Repeat the items from the line containing "List every element" through the line containing "332, 421, 344)", keeping both of those lines and copying every character unchanged.
───── Data for the task
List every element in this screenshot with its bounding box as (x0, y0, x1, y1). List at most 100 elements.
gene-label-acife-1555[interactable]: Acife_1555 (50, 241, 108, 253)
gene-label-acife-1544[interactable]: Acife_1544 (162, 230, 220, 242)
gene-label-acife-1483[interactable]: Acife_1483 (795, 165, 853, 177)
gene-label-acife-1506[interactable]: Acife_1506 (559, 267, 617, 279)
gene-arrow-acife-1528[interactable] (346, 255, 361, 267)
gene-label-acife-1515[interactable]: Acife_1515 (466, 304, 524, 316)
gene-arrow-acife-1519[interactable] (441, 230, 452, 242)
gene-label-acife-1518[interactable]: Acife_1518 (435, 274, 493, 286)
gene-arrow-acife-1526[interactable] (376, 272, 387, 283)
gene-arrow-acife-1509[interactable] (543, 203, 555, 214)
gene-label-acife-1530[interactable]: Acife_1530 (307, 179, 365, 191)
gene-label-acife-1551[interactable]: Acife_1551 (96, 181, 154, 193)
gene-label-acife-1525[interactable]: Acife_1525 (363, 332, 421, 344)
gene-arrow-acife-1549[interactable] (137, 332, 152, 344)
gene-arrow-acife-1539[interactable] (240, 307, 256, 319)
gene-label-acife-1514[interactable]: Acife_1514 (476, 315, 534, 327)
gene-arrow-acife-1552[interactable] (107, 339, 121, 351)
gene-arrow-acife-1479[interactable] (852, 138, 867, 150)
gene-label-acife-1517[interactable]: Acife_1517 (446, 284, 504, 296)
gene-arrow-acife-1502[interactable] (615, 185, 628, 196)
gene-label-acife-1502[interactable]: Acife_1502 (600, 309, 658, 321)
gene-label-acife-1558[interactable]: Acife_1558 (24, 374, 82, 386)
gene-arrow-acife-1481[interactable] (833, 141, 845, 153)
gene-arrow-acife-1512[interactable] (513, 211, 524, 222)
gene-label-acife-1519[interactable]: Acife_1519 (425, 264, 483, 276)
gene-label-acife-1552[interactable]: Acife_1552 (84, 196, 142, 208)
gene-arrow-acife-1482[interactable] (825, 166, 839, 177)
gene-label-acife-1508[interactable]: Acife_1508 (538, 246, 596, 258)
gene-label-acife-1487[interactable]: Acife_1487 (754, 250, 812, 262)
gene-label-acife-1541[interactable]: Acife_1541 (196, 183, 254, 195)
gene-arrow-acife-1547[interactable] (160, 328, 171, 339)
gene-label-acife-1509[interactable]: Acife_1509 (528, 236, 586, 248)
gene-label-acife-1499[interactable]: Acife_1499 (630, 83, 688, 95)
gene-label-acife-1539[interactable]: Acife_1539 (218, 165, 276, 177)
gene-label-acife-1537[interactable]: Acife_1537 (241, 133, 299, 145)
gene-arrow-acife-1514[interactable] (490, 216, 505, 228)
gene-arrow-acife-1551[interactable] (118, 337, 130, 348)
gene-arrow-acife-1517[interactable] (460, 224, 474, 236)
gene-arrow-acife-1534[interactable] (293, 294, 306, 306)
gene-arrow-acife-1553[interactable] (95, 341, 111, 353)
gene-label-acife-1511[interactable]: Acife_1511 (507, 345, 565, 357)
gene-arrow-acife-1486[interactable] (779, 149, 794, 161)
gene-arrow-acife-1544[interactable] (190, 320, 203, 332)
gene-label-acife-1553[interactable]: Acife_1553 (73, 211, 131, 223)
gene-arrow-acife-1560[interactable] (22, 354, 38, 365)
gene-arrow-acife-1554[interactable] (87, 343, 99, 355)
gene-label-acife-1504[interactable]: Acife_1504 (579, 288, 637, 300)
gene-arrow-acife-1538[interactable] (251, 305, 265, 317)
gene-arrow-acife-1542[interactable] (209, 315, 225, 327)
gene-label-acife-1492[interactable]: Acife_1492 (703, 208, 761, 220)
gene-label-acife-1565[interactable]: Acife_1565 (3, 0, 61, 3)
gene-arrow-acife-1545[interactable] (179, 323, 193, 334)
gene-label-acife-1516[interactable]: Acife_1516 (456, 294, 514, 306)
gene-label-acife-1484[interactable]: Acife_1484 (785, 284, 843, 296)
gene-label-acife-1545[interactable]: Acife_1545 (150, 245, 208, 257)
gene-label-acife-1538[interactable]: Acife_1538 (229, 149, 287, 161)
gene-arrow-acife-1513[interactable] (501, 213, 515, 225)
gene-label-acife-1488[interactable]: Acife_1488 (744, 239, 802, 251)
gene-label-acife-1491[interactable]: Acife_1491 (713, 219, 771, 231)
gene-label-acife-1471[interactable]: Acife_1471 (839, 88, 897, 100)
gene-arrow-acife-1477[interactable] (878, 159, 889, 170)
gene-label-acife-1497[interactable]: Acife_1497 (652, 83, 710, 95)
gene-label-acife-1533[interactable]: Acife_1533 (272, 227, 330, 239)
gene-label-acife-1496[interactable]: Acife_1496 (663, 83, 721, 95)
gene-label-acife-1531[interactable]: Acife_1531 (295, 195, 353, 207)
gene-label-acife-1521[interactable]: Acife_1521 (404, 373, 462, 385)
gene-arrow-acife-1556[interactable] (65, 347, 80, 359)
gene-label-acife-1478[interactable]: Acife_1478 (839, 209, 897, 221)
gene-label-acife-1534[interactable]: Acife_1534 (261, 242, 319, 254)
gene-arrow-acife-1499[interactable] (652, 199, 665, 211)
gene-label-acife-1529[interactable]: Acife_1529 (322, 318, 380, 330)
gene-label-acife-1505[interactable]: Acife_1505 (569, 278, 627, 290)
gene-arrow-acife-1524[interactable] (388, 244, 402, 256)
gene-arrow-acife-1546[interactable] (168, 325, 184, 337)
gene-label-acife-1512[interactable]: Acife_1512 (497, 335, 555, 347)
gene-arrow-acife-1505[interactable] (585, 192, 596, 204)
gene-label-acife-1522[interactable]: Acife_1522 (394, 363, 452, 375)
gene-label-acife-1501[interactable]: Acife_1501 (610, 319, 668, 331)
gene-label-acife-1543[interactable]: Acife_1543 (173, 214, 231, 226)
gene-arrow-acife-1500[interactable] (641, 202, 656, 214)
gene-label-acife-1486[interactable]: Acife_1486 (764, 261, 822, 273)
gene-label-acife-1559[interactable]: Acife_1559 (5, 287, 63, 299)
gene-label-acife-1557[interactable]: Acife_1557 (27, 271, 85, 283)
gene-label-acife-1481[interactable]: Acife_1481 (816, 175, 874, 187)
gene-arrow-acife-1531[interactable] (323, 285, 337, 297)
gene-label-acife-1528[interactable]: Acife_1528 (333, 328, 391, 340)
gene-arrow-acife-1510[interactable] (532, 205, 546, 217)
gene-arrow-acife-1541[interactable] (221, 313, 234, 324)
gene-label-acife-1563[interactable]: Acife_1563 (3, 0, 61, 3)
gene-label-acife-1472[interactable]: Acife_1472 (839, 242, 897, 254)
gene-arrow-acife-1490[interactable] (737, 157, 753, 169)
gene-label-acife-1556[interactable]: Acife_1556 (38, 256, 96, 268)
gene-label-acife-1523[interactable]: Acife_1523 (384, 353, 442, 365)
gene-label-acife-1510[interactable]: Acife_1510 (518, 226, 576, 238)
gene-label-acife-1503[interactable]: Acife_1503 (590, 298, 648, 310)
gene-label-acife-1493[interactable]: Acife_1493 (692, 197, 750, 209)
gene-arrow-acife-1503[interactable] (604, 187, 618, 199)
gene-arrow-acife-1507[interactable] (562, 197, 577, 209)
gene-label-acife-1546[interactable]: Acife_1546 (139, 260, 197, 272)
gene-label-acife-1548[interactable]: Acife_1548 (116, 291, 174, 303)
──────────
───── Data for the task
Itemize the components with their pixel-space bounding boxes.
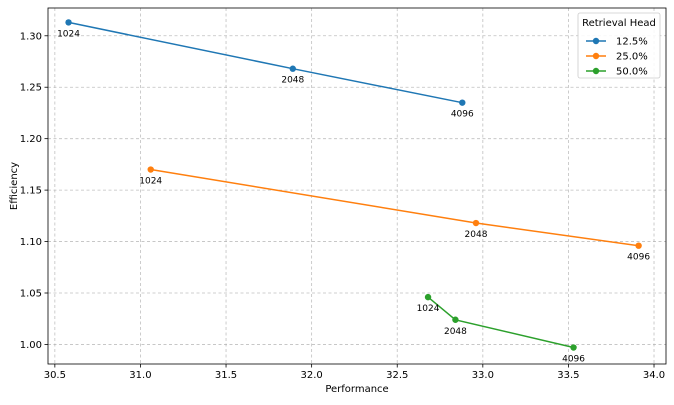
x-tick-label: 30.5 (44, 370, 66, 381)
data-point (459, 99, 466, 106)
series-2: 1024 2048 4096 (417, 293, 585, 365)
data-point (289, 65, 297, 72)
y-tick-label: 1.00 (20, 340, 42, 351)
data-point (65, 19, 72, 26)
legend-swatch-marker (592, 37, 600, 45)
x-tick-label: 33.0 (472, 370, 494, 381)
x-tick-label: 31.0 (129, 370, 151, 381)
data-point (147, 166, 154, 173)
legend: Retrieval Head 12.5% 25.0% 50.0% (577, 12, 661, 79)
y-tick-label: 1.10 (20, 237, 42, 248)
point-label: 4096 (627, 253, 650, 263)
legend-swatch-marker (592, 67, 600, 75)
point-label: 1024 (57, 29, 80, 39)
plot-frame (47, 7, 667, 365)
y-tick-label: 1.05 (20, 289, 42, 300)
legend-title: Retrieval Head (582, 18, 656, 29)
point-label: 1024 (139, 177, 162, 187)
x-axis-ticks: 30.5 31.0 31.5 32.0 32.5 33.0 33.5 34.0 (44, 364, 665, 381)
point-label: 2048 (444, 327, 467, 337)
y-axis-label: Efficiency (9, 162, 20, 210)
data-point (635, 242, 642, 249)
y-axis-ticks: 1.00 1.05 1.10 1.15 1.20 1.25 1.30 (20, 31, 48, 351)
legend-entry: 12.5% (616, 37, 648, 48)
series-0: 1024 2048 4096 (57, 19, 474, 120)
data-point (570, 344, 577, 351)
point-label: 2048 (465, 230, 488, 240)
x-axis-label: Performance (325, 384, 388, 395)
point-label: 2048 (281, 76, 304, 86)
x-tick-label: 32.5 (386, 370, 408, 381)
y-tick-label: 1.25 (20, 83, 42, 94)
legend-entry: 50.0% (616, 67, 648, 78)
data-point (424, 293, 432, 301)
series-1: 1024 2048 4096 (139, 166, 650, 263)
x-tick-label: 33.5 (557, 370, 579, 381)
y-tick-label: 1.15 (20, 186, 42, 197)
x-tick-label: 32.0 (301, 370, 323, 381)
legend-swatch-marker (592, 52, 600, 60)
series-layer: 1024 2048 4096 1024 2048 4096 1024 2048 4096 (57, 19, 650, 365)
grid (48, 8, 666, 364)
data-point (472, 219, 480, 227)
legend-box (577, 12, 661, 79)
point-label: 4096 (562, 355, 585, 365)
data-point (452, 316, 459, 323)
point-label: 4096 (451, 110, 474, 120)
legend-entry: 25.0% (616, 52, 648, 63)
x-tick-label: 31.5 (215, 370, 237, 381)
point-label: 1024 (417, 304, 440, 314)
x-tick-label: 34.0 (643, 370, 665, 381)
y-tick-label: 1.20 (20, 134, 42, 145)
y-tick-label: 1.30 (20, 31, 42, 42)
──────────
◆ **Answer for the task**
List every element in this screenshot with its bounding box as (x0, y0, x1, y1). List at most 100 elements.
gene-label-acife-1555[interactable]: Acife_1555 (50, 241, 108, 253)
gene-label-acife-1544[interactable]: Acife_1544 (162, 230, 220, 242)
gene-label-acife-1483[interactable]: Acife_1483 (795, 165, 853, 177)
gene-label-acife-1506[interactable]: Acife_1506 (559, 267, 617, 279)
gene-arrow-acife-1528[interactable] (346, 255, 361, 267)
gene-label-acife-1515[interactable]: Acife_1515 (466, 304, 524, 316)
gene-arrow-acife-1519[interactable] (441, 230, 452, 242)
gene-label-acife-1518[interactable]: Acife_1518 (435, 274, 493, 286)
gene-arrow-acife-1526[interactable] (376, 272, 387, 283)
gene-arrow-acife-1509[interactable] (543, 203, 555, 214)
gene-label-acife-1530[interactable]: Acife_1530 (307, 179, 365, 191)
gene-label-acife-1551[interactable]: Acife_1551 (96, 181, 154, 193)
gene-label-acife-1525[interactable]: Acife_1525 (363, 332, 421, 344)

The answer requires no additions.